INSTRUCTIONS TO FOLLOW -> Pick out each line of the records that includes the string "الرازي", and copy it.

-- start EXTRACTED MATERIAL --

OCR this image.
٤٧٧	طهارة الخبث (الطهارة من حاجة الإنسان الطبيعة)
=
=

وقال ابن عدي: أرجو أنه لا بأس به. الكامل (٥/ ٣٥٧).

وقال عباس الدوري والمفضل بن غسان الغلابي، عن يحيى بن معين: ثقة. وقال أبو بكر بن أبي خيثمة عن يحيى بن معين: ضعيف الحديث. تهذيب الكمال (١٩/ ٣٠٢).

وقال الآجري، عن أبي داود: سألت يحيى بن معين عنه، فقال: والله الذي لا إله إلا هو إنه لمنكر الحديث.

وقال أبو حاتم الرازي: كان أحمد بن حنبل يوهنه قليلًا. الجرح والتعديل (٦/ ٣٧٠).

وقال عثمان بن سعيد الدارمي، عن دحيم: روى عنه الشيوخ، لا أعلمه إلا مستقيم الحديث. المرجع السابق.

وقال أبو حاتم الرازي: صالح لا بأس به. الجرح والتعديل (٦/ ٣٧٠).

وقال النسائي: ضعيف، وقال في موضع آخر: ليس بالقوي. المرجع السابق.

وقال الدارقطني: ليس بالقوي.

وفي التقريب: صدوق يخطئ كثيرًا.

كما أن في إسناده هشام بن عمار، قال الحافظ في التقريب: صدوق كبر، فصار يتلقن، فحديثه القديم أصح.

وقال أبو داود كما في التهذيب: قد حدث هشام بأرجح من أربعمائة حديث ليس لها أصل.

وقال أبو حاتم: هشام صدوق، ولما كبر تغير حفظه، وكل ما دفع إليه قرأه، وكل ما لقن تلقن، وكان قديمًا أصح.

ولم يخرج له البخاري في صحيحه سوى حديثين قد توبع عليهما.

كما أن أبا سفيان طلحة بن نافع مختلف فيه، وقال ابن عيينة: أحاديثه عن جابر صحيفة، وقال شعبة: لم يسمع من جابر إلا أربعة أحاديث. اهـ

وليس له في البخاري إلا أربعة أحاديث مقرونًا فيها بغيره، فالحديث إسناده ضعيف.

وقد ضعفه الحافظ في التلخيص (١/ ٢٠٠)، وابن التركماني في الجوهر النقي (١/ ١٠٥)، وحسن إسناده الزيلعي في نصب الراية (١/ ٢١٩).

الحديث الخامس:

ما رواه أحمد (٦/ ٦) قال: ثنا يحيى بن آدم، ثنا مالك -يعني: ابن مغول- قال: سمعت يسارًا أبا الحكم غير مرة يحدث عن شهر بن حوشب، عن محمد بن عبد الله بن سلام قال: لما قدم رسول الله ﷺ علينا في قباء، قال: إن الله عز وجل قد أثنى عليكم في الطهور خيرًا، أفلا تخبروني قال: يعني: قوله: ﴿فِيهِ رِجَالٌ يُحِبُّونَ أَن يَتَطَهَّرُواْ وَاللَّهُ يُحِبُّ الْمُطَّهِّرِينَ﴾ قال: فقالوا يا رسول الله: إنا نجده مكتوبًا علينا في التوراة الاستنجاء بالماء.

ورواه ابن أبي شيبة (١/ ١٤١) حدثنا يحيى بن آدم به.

-- end EXTRACTED MATERIAL --

FULL SOLUTION ->
وقال أبو حاتم الرازي: كان أحمد بن حنبل يوهنه قليلًا. الجرح والتعديل (٦/ ٣٧٠).
وقال أبو حاتم الرازي: صالح لا بأس به. الجرح والتعديل (٦/ ٣٧٠).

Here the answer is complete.